__SET PROBLEM__. From the listing that follows, output everything exactly except the pictures.

(Lines of data)
········
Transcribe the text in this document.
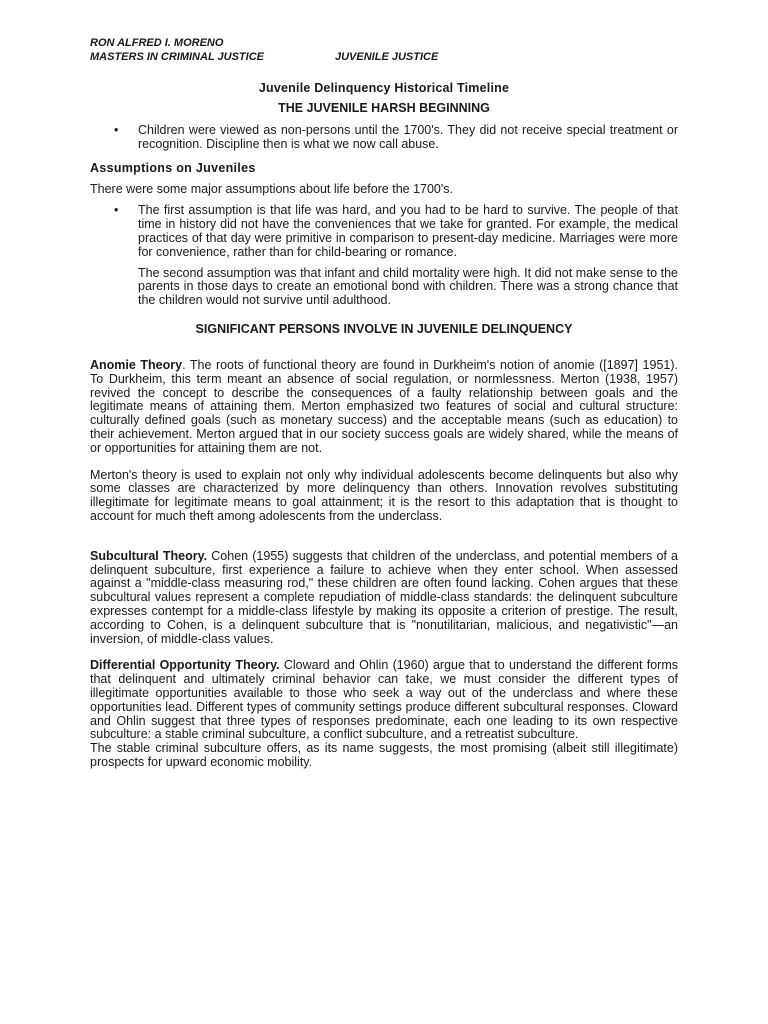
RON ALFRED I. MORENO
MASTERS IN CRIMINAL JUSTICE	JUVENILE JUSTICE
Juvenile Delinquency Historical Timeline
THE JUVENILE HARSH BEGINNING
• Children were viewed as non-persons until the 1700's. They did not receive special treatment or recognition. Discipline then is what we now call abuse.
Assumptions on Juveniles

There were some major assumptions about life before the 1700's.

• The first assumption is that life was hard, and you had to be hard to survive. The people of that time in history did not have the conveniences that we take for granted. For example, the medical practices of that day were primitive in comparison to present-day medicine. Marriages were more for convenience, rather than for child-bearing or romance.

The second assumption was that infant and child mortality were high. It did not make sense to the parents in those days to create an emotional bond with children. There was a strong chance that the children would not survive until adulthood.

SIGNIFICANT PERSONS INVOLVE IN JUVENILE DELINQUENCY

Anomie Theory. The roots of functional theory are found in Durkheim's notion of anomie ([1897] 1951). To Durkheim, this term meant an absence of social regulation, or normlessness. Merton (1938, 1957) revived the concept to describe the consequences of a faulty relationship between goals and the legitimate means of attaining them. Merton emphasized two features of social and cultural structure: culturally defined goals (such as monetary success) and the acceptable means (such as education) to their achievement. Merton argued that in our society success goals are widely shared, while the means of or opportunities for attaining them are not.

Merton's theory is used to explain not only why individual adolescents become delinquents but also why some classes are characterized by more delinquency than others. Innovation revolves substituting illegitimate for legitimate means to goal attainment; it is the resort to this adaptation that is thought to account for much theft among adolescents from the underclass.

Subcultural Theory. Cohen (1955) suggests that children of the underclass, and potential members of a delinquent subculture, first experience a failure to achieve when they enter school. When assessed against a "middle-class measuring rod," these children are often found lacking. Cohen argues that these subcultural values represent a complete repudiation of middle-class standards: the delinquent subculture expresses contempt for a middle-class lifestyle by making its opposite a criterion of prestige. The result, according to Cohen, is a delinquent subculture that is "nonutilitarian, malicious, and negativistic"—an inversion, of middle-class values.

Differential Opportunity Theory. Cloward and Ohlin (1960) argue that to understand the different forms that delinquent and ultimately criminal behavior can take, we must consider the different types of illegitimate opportunities available to those who seek a way out of the underclass and where these opportunities lead. Different types of community settings produce different subcultural responses. Cloward and Ohlin suggest that three types of responses predominate, each one leading to its own respective subculture: a stable criminal subculture, a conflict subculture, and a retreatist subculture.

The stable criminal subculture offers, as its name suggests, the most promising (albeit still illegitimate) prospects for upward economic mobility.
········
__CORRECT RESPONSE__.
Transcribe the text in this document.
RON ALFRED I. MORENO
MASTERS IN CRIMINAL JUSTICE	JUVENILE JUSTICE
Juvenile Delinquency Historical Timeline
THE JUVENILE HARSH BEGINNING
• Children were viewed as non-persons until the 1700's. They did not receive special treatment or recognition. Discipline then is what we now call abuse.
Assumptions on Juveniles

There were some major assumptions about life before the 1700's.

• The first assumption is that life was hard, and you had to be hard to survive. The people of that time in history did not have the conveniences that we take for granted. For example, the medical practices of that day were primitive in comparison to present-day medicine. Marriages were more for convenience, rather than for child-bearing or romance.

The second assumption was that infant and child mortality were high. It did not make sense to the parents in those days to create an emotional bond with children. There was a strong chance that the children would not survive until adulthood.

SIGNIFICANT PERSONS INVOLVE IN JUVENILE DELINQUENCY

Anomie Theory. The roots of functional theory are found in Durkheim's notion of anomie ([1897] 1951). To Durkheim, this term meant an absence of social regulation, or normlessness. Merton (1938, 1957) revived the concept to describe the consequences of a faulty relationship between goals and the legitimate means of attaining them. Merton emphasized two features of social and cultural structure: culturally defined goals (such as monetary success) and the acceptable means (such as education) to their achievement. Merton argued that in our society success goals are widely shared, while the means of or opportunities for attaining them are not.

Merton's theory is used to explain not only why individual adolescents become delinquents but also why some classes are characterized by more delinquency than others. Innovation revolves substituting illegitimate for legitimate means to goal attainment; it is the resort to this adaptation that is thought to account for much theft among adolescents from the underclass.

Subcultural Theory. Cohen (1955) suggests that children of the underclass, and potential members of a delinquent subculture, first experience a failure to achieve when they enter school. When assessed against a "middle-class measuring rod," these children are often found lacking. Cohen argues that these subcultural values represent a complete repudiation of middle-class standards: the delinquent subculture expresses contempt for a middle-class lifestyle by making its opposite a criterion of prestige. The result, according to Cohen, is a delinquent subculture that is "nonutilitarian, malicious, and negativistic"—an inversion, of middle-class values.

Differential Opportunity Theory. Cloward and Ohlin (1960) argue that to understand the different forms that delinquent and ultimately criminal behavior can take, we must consider the different types of illegitimate opportunities available to those who seek a way out of the underclass and where these opportunities lead. Different types of community settings produce different subcultural responses. Cloward and Ohlin suggest that three types of responses predominate, each one leading to its own respective subculture: a stable criminal subculture, a conflict subculture, and a retreatist subculture.

The stable criminal subculture offers, as its name suggests, the most promising (albeit still illegitimate) prospects for upward economic mobility.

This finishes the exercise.